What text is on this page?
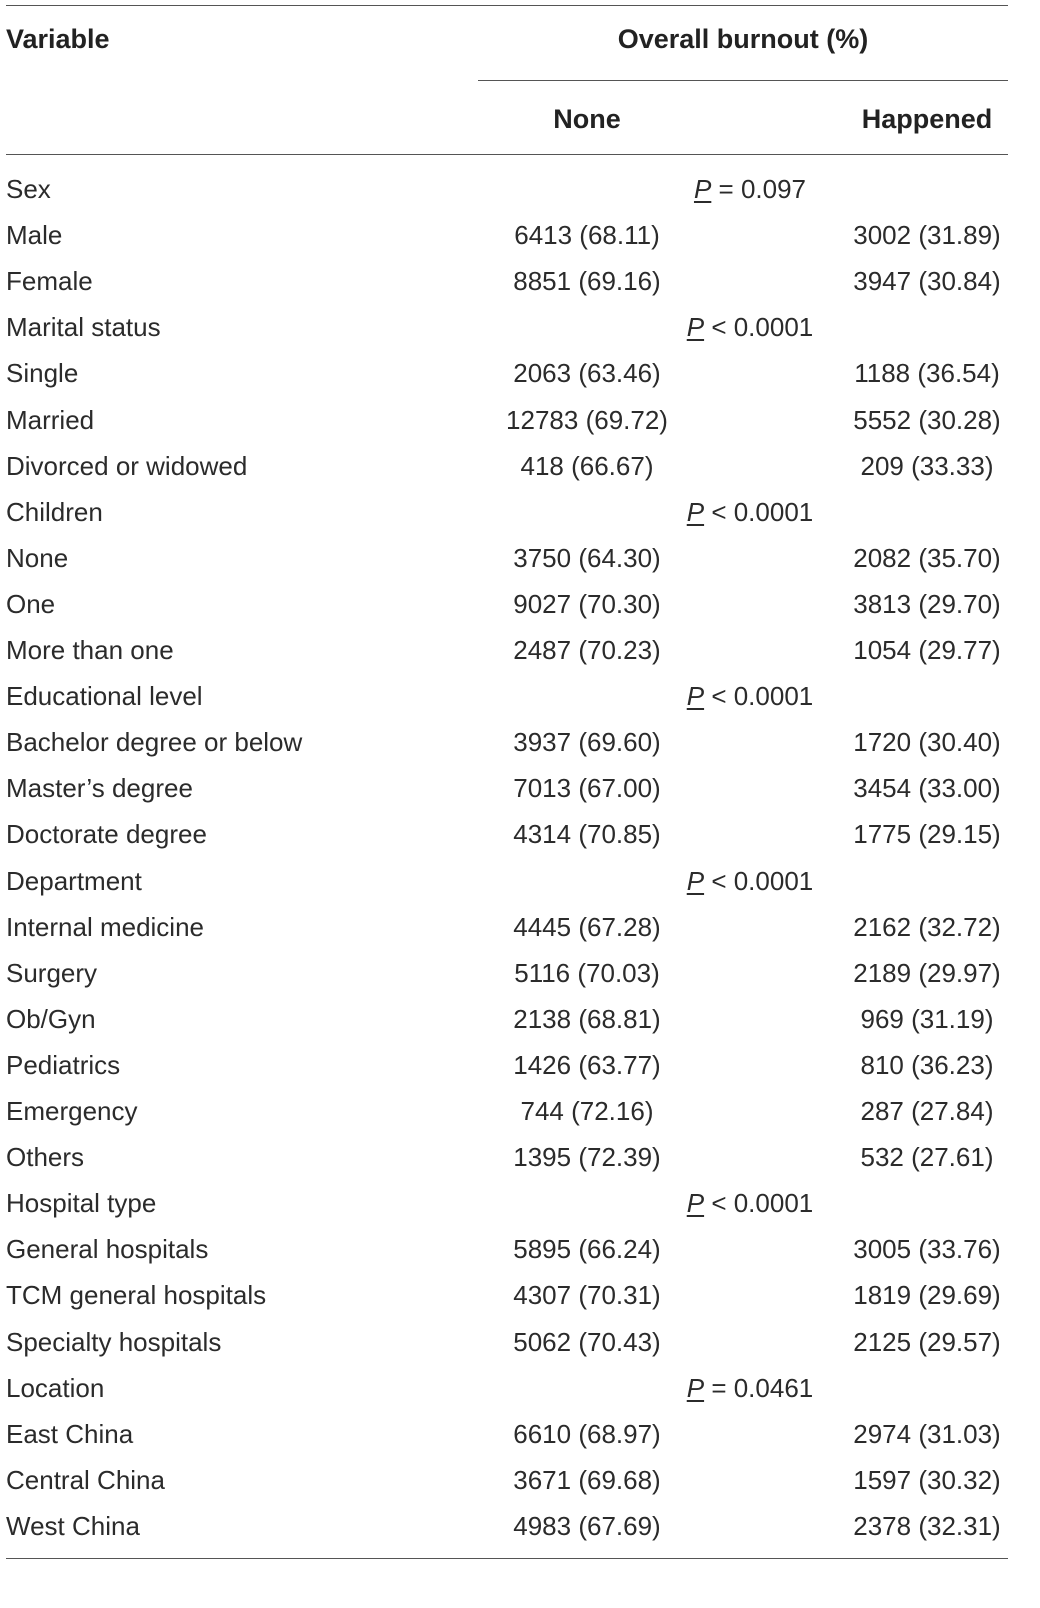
Variable	Overall burnout (%)
None	Happened
Sex	P = 0.097
Male	6413 (68.11)	3002 (31.89)
Female	8851 (69.16)	3947 (30.84)
Marital status	P < 0.0001
Single	2063 (63.46)	1188 (36.54)
Married	12783 (69.72)	5552 (30.28)
Divorced or widowed	418 (66.67)	209 (33.33)
Children	P < 0.0001
None	3750 (64.30)	2082 (35.70)
One	9027 (70.30)	3813 (29.70)
More than one	2487 (70.23)	1054 (29.77)
Educational level	P < 0.0001
Bachelor degree or below	3937 (69.60)	1720 (30.40)
Master’s degree	7013 (67.00)	3454 (33.00)
Doctorate degree	4314 (70.85)	1775 (29.15)
Department	P < 0.0001
Internal medicine	4445 (67.28)	2162 (32.72)
Surgery	5116 (70.03)	2189 (29.97)
Ob/Gyn	2138 (68.81)	969 (31.19)
Pediatrics	1426 (63.77)	810 (36.23)
Emergency	744 (72.16)	287 (27.84)
Others	1395 (72.39)	532 (27.61)
Hospital type	P < 0.0001
General hospitals	5895 (66.24)	3005 (33.76)
TCM general hospitals	4307 (70.31)	1819 (29.69)
Specialty hospitals	5062 (70.43)	2125 (29.57)
Location	P = 0.0461
East China	6610 (68.97)	2974 (31.03)
Central China	3671 (69.68)	1597 (30.32)
West China	4983 (67.69)	2378 (32.31)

· · ·

What is expected: Transcribe the preceding listing in its entirety and with exact wording, leaving out pictures.

Answer:
What text is on this page?
Variable	Overall burnout (%)
None	Happened
Sex	P = 0.097
Male	6413 (68.11)	3002 (31.89)
Female	8851 (69.16)	3947 (30.84)
Marital status	P < 0.0001
Single	2063 (63.46)	1188 (36.54)
Married	12783 (69.72)	5552 (30.28)
Divorced or widowed	418 (66.67)	209 (33.33)
Children	P < 0.0001
None	3750 (64.30)	2082 (35.70)
One	9027 (70.30)	3813 (29.70)
More than one	2487 (70.23)	1054 (29.77)
Educational level	P < 0.0001
Bachelor degree or below	3937 (69.60)	1720 (30.40)
Master’s degree	7013 (67.00)	3454 (33.00)
Doctorate degree	4314 (70.85)	1775 (29.15)
Department	P < 0.0001
Internal medicine	4445 (67.28)	2162 (32.72)
Surgery	5116 (70.03)	2189 (29.97)
Ob/Gyn	2138 (68.81)	969 (31.19)
Pediatrics	1426 (63.77)	810 (36.23)
Emergency	744 (72.16)	287 (27.84)
Others	1395 (72.39)	532 (27.61)
Hospital type	P < 0.0001
General hospitals	5895 (66.24)	3005 (33.76)
TCM general hospitals	4307 (70.31)	1819 (29.69)
Specialty hospitals	5062 (70.43)	2125 (29.57)
Location	P = 0.0461
East China	6610 (68.97)	2974 (31.03)
Central China	3671 (69.68)	1597 (30.32)
West China	4983 (67.69)	2378 (32.31)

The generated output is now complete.